[Dataset items]
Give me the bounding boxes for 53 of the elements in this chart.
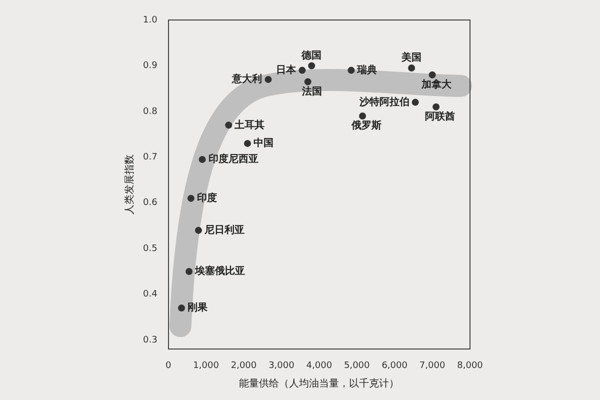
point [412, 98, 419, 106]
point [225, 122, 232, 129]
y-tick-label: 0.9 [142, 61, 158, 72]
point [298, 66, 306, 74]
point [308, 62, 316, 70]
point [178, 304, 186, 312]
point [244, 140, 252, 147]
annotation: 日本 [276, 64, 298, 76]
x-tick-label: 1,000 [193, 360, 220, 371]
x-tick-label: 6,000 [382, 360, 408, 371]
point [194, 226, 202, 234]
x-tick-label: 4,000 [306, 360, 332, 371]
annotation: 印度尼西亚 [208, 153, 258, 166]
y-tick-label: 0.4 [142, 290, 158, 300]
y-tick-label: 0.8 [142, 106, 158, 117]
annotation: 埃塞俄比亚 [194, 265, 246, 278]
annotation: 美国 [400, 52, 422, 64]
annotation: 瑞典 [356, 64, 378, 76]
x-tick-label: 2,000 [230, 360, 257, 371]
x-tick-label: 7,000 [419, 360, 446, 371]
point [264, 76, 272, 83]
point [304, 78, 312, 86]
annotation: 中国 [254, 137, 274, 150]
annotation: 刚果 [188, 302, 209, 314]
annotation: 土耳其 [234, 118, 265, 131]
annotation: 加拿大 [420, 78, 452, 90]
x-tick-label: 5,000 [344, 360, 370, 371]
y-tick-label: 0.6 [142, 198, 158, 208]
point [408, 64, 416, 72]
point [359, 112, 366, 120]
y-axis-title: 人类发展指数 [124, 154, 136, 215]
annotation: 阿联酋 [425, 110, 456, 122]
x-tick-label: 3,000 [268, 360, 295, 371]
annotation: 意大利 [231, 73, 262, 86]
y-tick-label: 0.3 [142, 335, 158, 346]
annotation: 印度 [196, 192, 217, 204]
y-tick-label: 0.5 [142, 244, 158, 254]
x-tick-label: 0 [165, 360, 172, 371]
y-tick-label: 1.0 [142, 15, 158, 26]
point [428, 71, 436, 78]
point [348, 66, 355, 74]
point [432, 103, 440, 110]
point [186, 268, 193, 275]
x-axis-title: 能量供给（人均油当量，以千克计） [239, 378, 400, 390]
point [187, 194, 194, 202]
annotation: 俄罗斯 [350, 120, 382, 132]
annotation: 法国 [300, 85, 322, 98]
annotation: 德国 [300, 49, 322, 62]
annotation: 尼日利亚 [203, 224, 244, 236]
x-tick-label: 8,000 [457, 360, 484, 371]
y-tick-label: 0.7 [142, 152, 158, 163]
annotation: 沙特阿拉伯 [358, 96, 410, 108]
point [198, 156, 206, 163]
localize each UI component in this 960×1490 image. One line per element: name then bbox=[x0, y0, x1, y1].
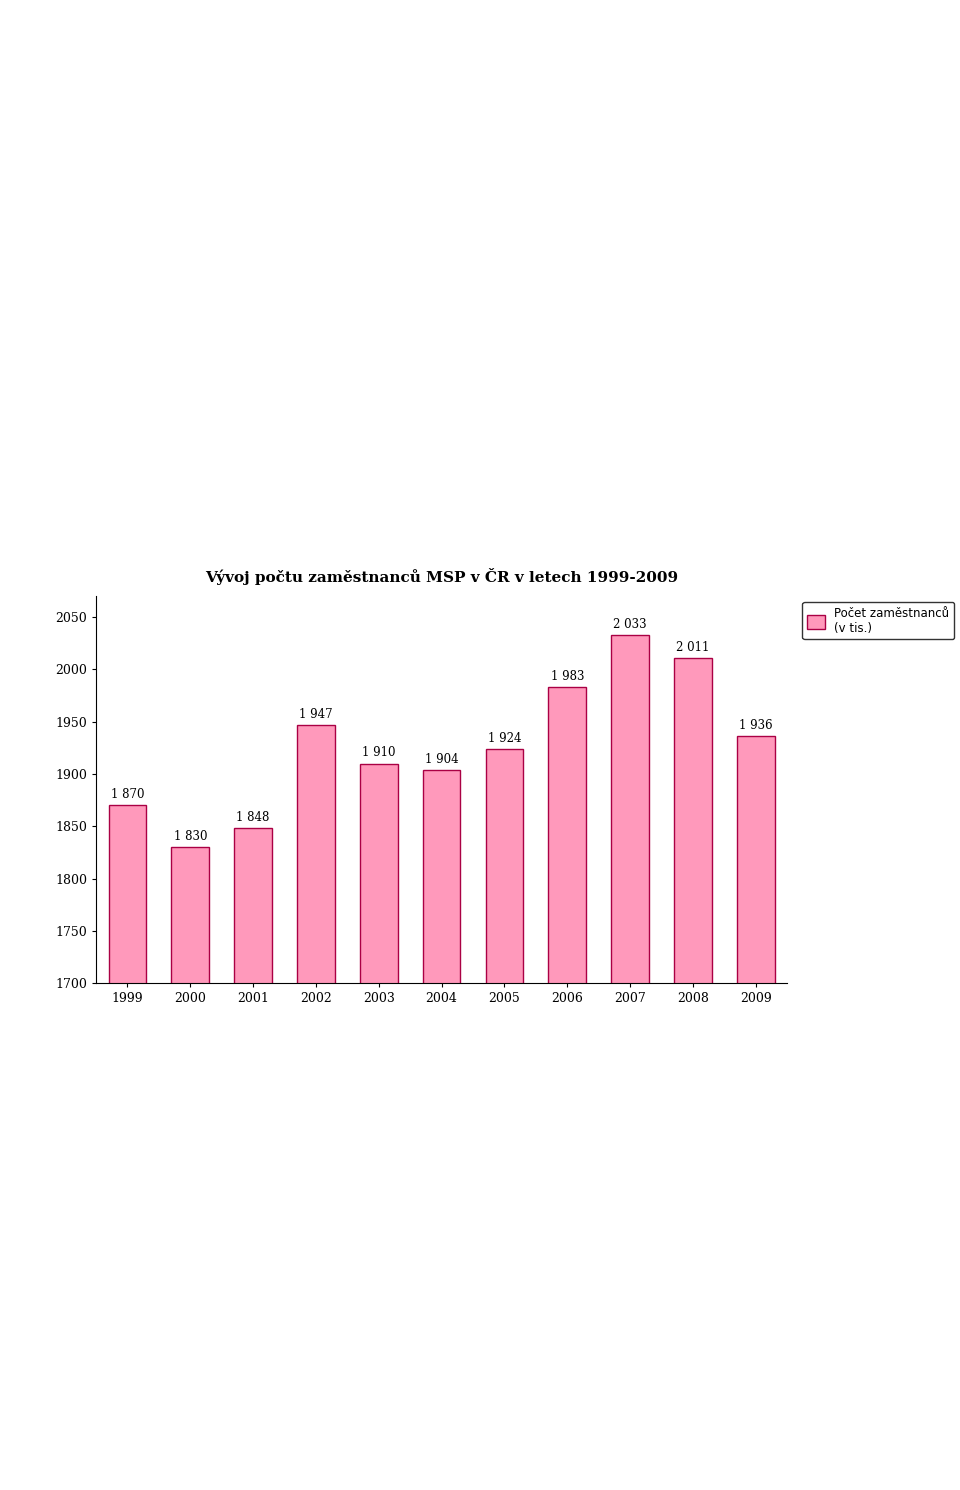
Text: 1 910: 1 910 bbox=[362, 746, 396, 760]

> **AIM**: Reproduce the entire listing above with every occurrence of "annotation" replaced by "country label" and all other text unchanged. Omit the pictures from your answer.

> **EXPECTED ANSWER**:
Give me the bounding boxes for 53 of the elements in this chart.
point [412, 98, 419, 106]
point [225, 122, 232, 129]
y-tick-label: 0.9 [142, 61, 158, 72]
point [298, 66, 306, 74]
point [308, 62, 316, 70]
point [178, 304, 186, 312]
point [244, 140, 252, 147]
country label: 日本 [276, 64, 298, 76]
x-tick-label: 1,000 [193, 360, 220, 371]
x-tick-label: 6,000 [382, 360, 408, 371]
point [194, 226, 202, 234]
x-tick-label: 4,000 [306, 360, 332, 371]
country label: 印度尼西亚 [208, 153, 258, 166]
y-tick-label: 0.4 [142, 290, 158, 300]
y-tick-label: 0.8 [142, 106, 158, 117]
country label: 埃塞俄比亚 [194, 265, 246, 278]
country label: 美国 [400, 52, 422, 64]
country label: 瑞典 [356, 64, 378, 76]
x-tick-label: 2,000 [230, 360, 257, 371]
x-tick-label: 7,000 [419, 360, 446, 371]
point [264, 76, 272, 83]
point [304, 78, 312, 86]
country label: 中国 [254, 137, 274, 150]
country label: 刚果 [188, 302, 209, 314]
country label: 土耳其 [234, 118, 265, 131]
country label: 加拿大 [420, 78, 452, 90]
x-tick-label: 5,000 [344, 360, 370, 371]
y-tick-label: 0.6 [142, 198, 158, 208]
point [408, 64, 416, 72]
point [359, 112, 366, 120]
y-axis-title: 人类发展指数 [124, 154, 136, 215]
country label: 阿联酋 [425, 110, 456, 122]
x-tick-label: 3,000 [268, 360, 295, 371]
country label: 意大利 [231, 73, 262, 86]
y-tick-label: 0.3 [142, 335, 158, 346]
country label: 印度 [196, 192, 217, 204]
y-tick-label: 0.5 [142, 244, 158, 254]
x-tick-label: 0 [165, 360, 172, 371]
y-tick-label: 1.0 [142, 15, 158, 26]
point [428, 71, 436, 78]
point [348, 66, 355, 74]
point [432, 103, 440, 110]
point [186, 268, 193, 275]
x-axis-title: 能量供给（人均油当量，以千克计） [239, 378, 400, 390]
point [187, 194, 194, 202]
country label: 俄罗斯 [350, 120, 382, 132]
country label: 法国 [300, 85, 322, 98]
country label: 德国 [300, 49, 322, 62]
country label: 尼日利亚 [203, 224, 244, 236]
x-tick-label: 8,000 [457, 360, 484, 371]
y-tick-label: 0.7 [142, 152, 158, 163]
country label: 沙特阿拉伯 [358, 96, 410, 108]
point [198, 156, 206, 163]
localize each UI component in this 960×1490 image. One line per element: name then bbox=[x0, y0, x1, y1].
Text: 1 910: 1 910 bbox=[362, 746, 396, 760]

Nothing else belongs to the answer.